• **DATA FOR THIS TASK**:

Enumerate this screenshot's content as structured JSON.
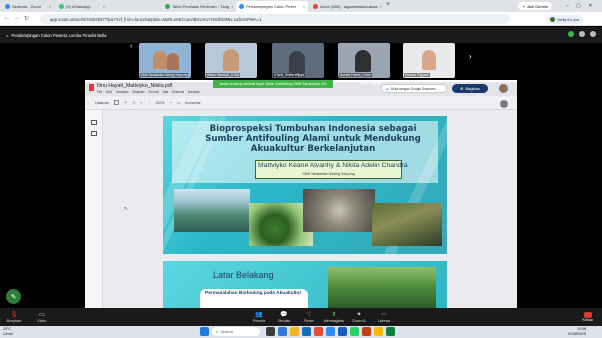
{
  "browser": {
    "tabs": [
      {
        "label": "Seranda - Zoom",
        "color": "#2d8cff"
      },
      {
        "label": "(9) WhatsApp",
        "color": "#25d366"
      },
      {
        "label": "Tabel Penilaian Reviewer - Tang",
        "color": "#34a853"
      },
      {
        "label": "Pendampingan Calon Peser",
        "color": "#2d8cff",
        "active": true
      },
      {
        "label": "Inbox (669) - lagaamelabecausa",
        "color": "#ea4335"
      }
    ],
    "new_tab": "+",
    "url": "app.zoom.us/wc/92734830277/join?ref_from=launch&tpbiw=MoRLeKECcarvIBGUVU7cNctfsl3MIx.1&fromPWA=1",
    "gemini_button": "Ask Gemini",
    "profile_label": "Verify it's you"
  },
  "zoom": {
    "meeting_title": "Pendampingan Calon Peserta Lomba Pinwiht Bella",
    "participants": [
      {
        "name": "SMA Tarakanita Gading Serpong",
        "bg": "#8fb4d6"
      },
      {
        "name": "Wisnu Wirawan_UTarb",
        "bg": "#b7c9d9"
      },
      {
        "name": "UTarbi_Shella Wijaya",
        "bg": "#5d6d7e"
      },
      {
        "name": "Nuraini Faizah_UTarb",
        "bg": "#9aa7b3"
      },
      {
        "name": "Simona Pujiyanti",
        "bg": "#e8eaec"
      }
    ],
    "share_banner": "Anda sedang melihat layar  Siwe Gambiring SMA Tarakanita GS",
    "view_options": "Lihat Opsi",
    "toolbar": [
      {
        "icon": "mic-off-icon",
        "label": "Bunyikan"
      },
      {
        "icon": "video-icon",
        "label": "Video"
      },
      {
        "icon": "participants-icon",
        "label": "Peserta"
      },
      {
        "icon": "chat-icon",
        "label": "Obrolan"
      },
      {
        "icon": "react-icon",
        "label": "React"
      },
      {
        "icon": "share-icon",
        "label": "Membagikan"
      },
      {
        "icon": "ai-icon",
        "label": "Zoom AI"
      },
      {
        "icon": "more-icon",
        "label": "Lainnya"
      }
    ],
    "leave_label": "Keluar"
  },
  "pdf": {
    "filename": "Ilmu Hayati_Mattviyko_Nikita.pdf",
    "menu": [
      "File",
      "Edit",
      "Tampilan",
      "Sisipkan",
      "Format",
      "Alat",
      "Ekstensi",
      "Bantuan"
    ],
    "page_label": "Halaman",
    "zoom_level": "120%",
    "comment_label": "Komentar",
    "open_with": "Buka dengan Google Dokumen",
    "share_button": "Bagikan"
  },
  "slide1": {
    "title": "Bioprospeksi Tumbuhan Indonesia sebagai Sumber Antifouling Alami untuk Mendukung Akuakultur Berkelanjutan",
    "authors": "Mattviyko Keane Alvanhy & Nikita Adelin Chandra",
    "school": "SMA Tarakanita Gading Serpong"
  },
  "slide2": {
    "title": "Latar Belakang",
    "subtitle": "Permasalahan Biofouling pada Akuakultur"
  },
  "taskbar": {
    "weather": "29°C",
    "weather_desc": "Cerah",
    "search_placeholder": "Search",
    "time": "10:58",
    "date": "01/08/2025"
  }
}
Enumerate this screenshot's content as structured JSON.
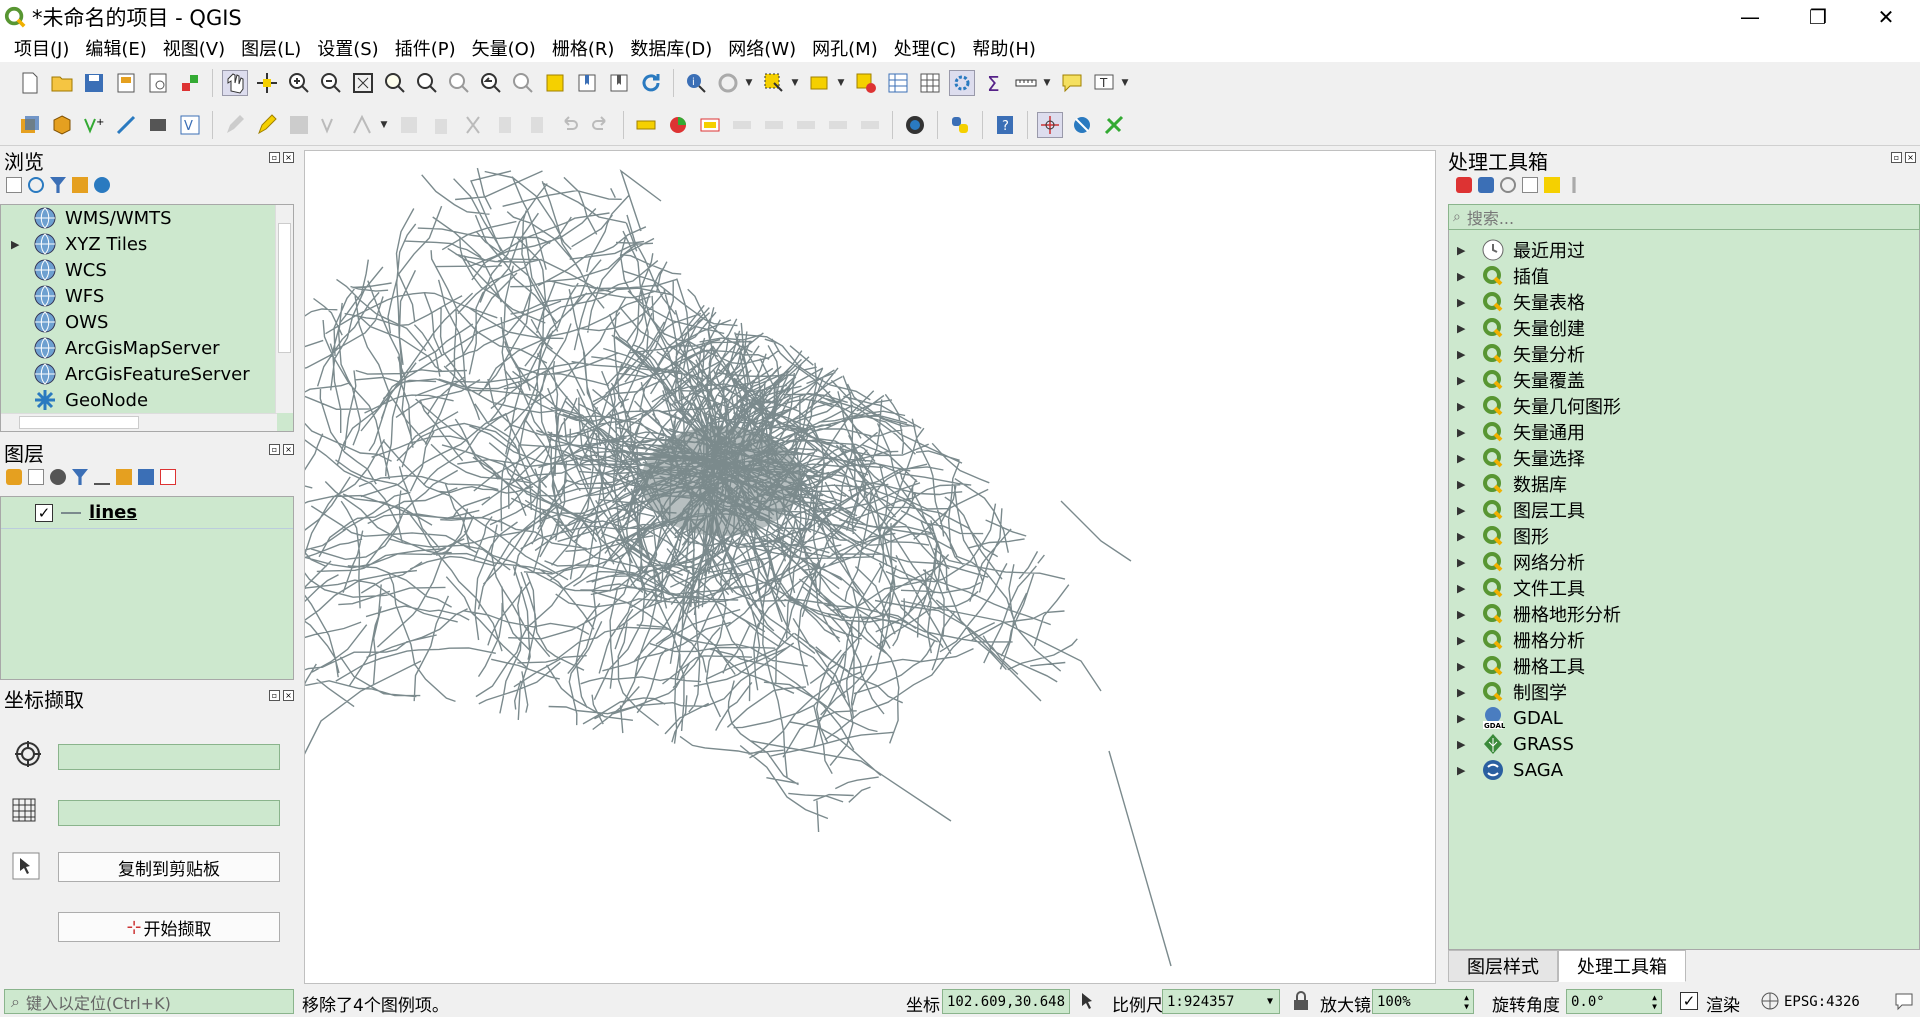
{
  "window": {
    "title": "*未命名的项目 - QGIS",
    "minimize": "—",
    "maximize": "❐",
    "close": "✕"
  },
  "menu": [
    "项目(J)",
    "编辑(E)",
    "视图(V)",
    "图层(L)",
    "设置(S)",
    "插件(P)",
    "矢量(O)",
    "栅格(R)",
    "数据库(D)",
    "网络(W)",
    "网孔(M)",
    "处理(C)",
    "帮助(H)"
  ],
  "browser": {
    "title": "浏览",
    "items": [
      {
        "label": "WMS/WMTS",
        "expandable": false
      },
      {
        "label": "XYZ Tiles",
        "expandable": true
      },
      {
        "label": "WCS",
        "expandable": false
      },
      {
        "label": "WFS",
        "expandable": false
      },
      {
        "label": "OWS",
        "expandable": false
      },
      {
        "label": "ArcGisMapServer",
        "expandable": false
      },
      {
        "label": "ArcGisFeatureServer",
        "expandable": false
      },
      {
        "label": "GeoNode",
        "expandable": false
      }
    ]
  },
  "layers": {
    "title": "图层",
    "items": [
      {
        "name": "lines",
        "checked": true,
        "check_mark": "✓"
      }
    ]
  },
  "coord_capture": {
    "title": "坐标撷取",
    "copy_button": "复制到剪贴板",
    "start_button": "开始撷取"
  },
  "toolbox": {
    "title": "处理工具箱",
    "search_placeholder": "搜索...",
    "items": [
      "最近用过",
      "插值",
      "矢量表格",
      "矢量创建",
      "矢量分析",
      "矢量覆盖",
      "矢量几何图形",
      "矢量通用",
      "矢量选择",
      "数据库",
      "图层工具",
      "图形",
      "网络分析",
      "文件工具",
      "栅格地形分析",
      "栅格分析",
      "栅格工具",
      "制图学",
      "GDAL",
      "GRASS",
      "SAGA"
    ],
    "tabs": [
      "图层样式",
      "处理工具箱"
    ],
    "active_tab": 1
  },
  "status": {
    "locator_placeholder": "键入以定位(Ctrl+K)",
    "message": "移除了4个图例项。",
    "coord_label": "坐标",
    "coord_value": "102.609,30.648",
    "scale_label": "比例尺",
    "scale_value": "1:924357",
    "magnifier_label": "放大镜",
    "magnifier_value": "100%",
    "rotation_label": "旋转角度",
    "rotation_value": "0.0°",
    "render_label": "渲染",
    "crs": "EPSG:4326"
  },
  "colors": {
    "accent_green": "#cde8ce",
    "map_lines": "#7b8a8d",
    "qgis_green": "#589632"
  }
}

• **INSTRUCTIONS FOR THE TASK**: Transcribe every line in the entries above, taking out only the images.

• **CORRECT RESPONSE**:
Enumerate this screenshot's content as structured JSON.
{
  "browser": {
    "tabs": [
      {
        "label": "Seranda - Zoom",
        "color": "#2d8cff"
      },
      {
        "label": "(9) WhatsApp",
        "color": "#25d366"
      },
      {
        "label": "Tabel Penilaian Reviewer - Tang",
        "color": "#34a853"
      },
      {
        "label": "Pendampingan Calon Peser",
        "color": "#2d8cff",
        "active": true
      },
      {
        "label": "Inbox (669) - lagaamelabecausa",
        "color": "#ea4335"
      }
    ],
    "new_tab": "+",
    "url": "app.zoom.us/wc/92734830277/join?ref_from=launch&tpbiw=MoRLeKECcarvIBGUVU7cNctfsl3MIx.1&fromPWA=1",
    "gemini_button": "Ask Gemini",
    "profile_label": "Verify it's you"
  },
  "zoom": {
    "meeting_title": "Pendampingan Calon Peserta Lomba Pinwiht Bella",
    "participants": [
      {
        "name": "SMA Tarakanita Gading Serpong",
        "bg": "#8fb4d6"
      },
      {
        "name": "Wisnu Wirawan_UTarb",
        "bg": "#b7c9d9"
      },
      {
        "name": "UTarbi_Shella Wijaya",
        "bg": "#5d6d7e"
      },
      {
        "name": "Nuraini Faizah_UTarb",
        "bg": "#9aa7b3"
      },
      {
        "name": "Simona Pujiyanti",
        "bg": "#e8eaec"
      }
    ],
    "share_banner": "Anda sedang melihat layar  Siwe Gambiring SMA Tarakanita GS",
    "view_options": "Lihat Opsi",
    "toolbar": [
      {
        "icon": "mic-off-icon",
        "label": "Bunyikan"
      },
      {
        "icon": "video-icon",
        "label": "Video"
      },
      {
        "icon": "participants-icon",
        "label": "Peserta"
      },
      {
        "icon": "chat-icon",
        "label": "Obrolan"
      },
      {
        "icon": "react-icon",
        "label": "React"
      },
      {
        "icon": "share-icon",
        "label": "Membagikan"
      },
      {
        "icon": "ai-icon",
        "label": "Zoom AI"
      },
      {
        "icon": "more-icon",
        "label": "Lainnya"
      }
    ],
    "leave_label": "Keluar"
  },
  "pdf": {
    "filename": "Ilmu Hayati_Mattviyko_Nikita.pdf",
    "menu": [
      "File",
      "Edit",
      "Tampilan",
      "Sisipkan",
      "Format",
      "Alat",
      "Ekstensi",
      "Bantuan"
    ],
    "page_label": "Halaman",
    "zoom_level": "120%",
    "comment_label": "Komentar",
    "open_with": "Buka dengan Google Dokumen",
    "share_button": "Bagikan"
  },
  "slide1": {
    "title": "Bioprospeksi Tumbuhan Indonesia sebagai Sumber Antifouling Alami untuk Mendukung Akuakultur Berkelanjutan",
    "authors": "Mattviyko Keane Alvanhy & Nikita Adelin Chandra",
    "school": "SMA Tarakanita Gading Serpong"
  },
  "slide2": {
    "title": "Latar Belakang",
    "subtitle": "Permasalahan Biofouling pada Akuakultur"
  },
  "taskbar": {
    "weather": "29°C",
    "weather_desc": "Cerah",
    "search_placeholder": "Search",
    "time": "10:58",
    "date": "01/08/2025"
  }
}
Enumerate this screenshot's content as structured JSON.
{
  "window": {
    "title": "*未命名的项目 - QGIS",
    "minimize": "—",
    "maximize": "❐",
    "close": "✕"
  },
  "menu": [
    "项目(J)",
    "编辑(E)",
    "视图(V)",
    "图层(L)",
    "设置(S)",
    "插件(P)",
    "矢量(O)",
    "栅格(R)",
    "数据库(D)",
    "网络(W)",
    "网孔(M)",
    "处理(C)",
    "帮助(H)"
  ],
  "browser": {
    "title": "浏览",
    "items": [
      {
        "label": "WMS/WMTS",
        "expandable": false
      },
      {
        "label": "XYZ Tiles",
        "expandable": true
      },
      {
        "label": "WCS",
        "expandable": false
      },
      {
        "label": "WFS",
        "expandable": false
      },
      {
        "label": "OWS",
        "expandable": false
      },
      {
        "label": "ArcGisMapServer",
        "expandable": false
      },
      {
        "label": "ArcGisFeatureServer",
        "expandable": false
      },
      {
        "label": "GeoNode",
        "expandable": false
      }
    ]
  },
  "layers": {
    "title": "图层",
    "items": [
      {
        "name": "lines",
        "checked": true,
        "check_mark": "✓"
      }
    ]
  },
  "coord_capture": {
    "title": "坐标撷取",
    "copy_button": "复制到剪贴板",
    "start_button": "开始撷取"
  },
  "toolbox": {
    "title": "处理工具箱",
    "search_placeholder": "搜索...",
    "items": [
      "最近用过",
      "插值",
      "矢量表格",
      "矢量创建",
      "矢量分析",
      "矢量覆盖",
      "矢量几何图形",
      "矢量通用",
      "矢量选择",
      "数据库",
      "图层工具",
      "图形",
      "网络分析",
      "文件工具",
      "栅格地形分析",
      "栅格分析",
      "栅格工具",
      "制图学",
      "GDAL",
      "GRASS",
      "SAGA"
    ],
    "tabs": [
      "图层样式",
      "处理工具箱"
    ],
    "active_tab": 1
  },
  "status": {
    "locator_placeholder": "键入以定位(Ctrl+K)",
    "message": "移除了4个图例项。",
    "coord_label": "坐标",
    "coord_value": "102.609,30.648",
    "scale_label": "比例尺",
    "scale_value": "1:924357",
    "magnifier_label": "放大镜",
    "magnifier_value": "100%",
    "rotation_label": "旋转角度",
    "rotation_value": "0.0°",
    "render_label": "渲染",
    "crs": "EPSG:4326"
  },
  "colors": {
    "accent_green": "#cde8ce",
    "map_lines": "#7b8a8d",
    "qgis_green": "#589632"
  }
}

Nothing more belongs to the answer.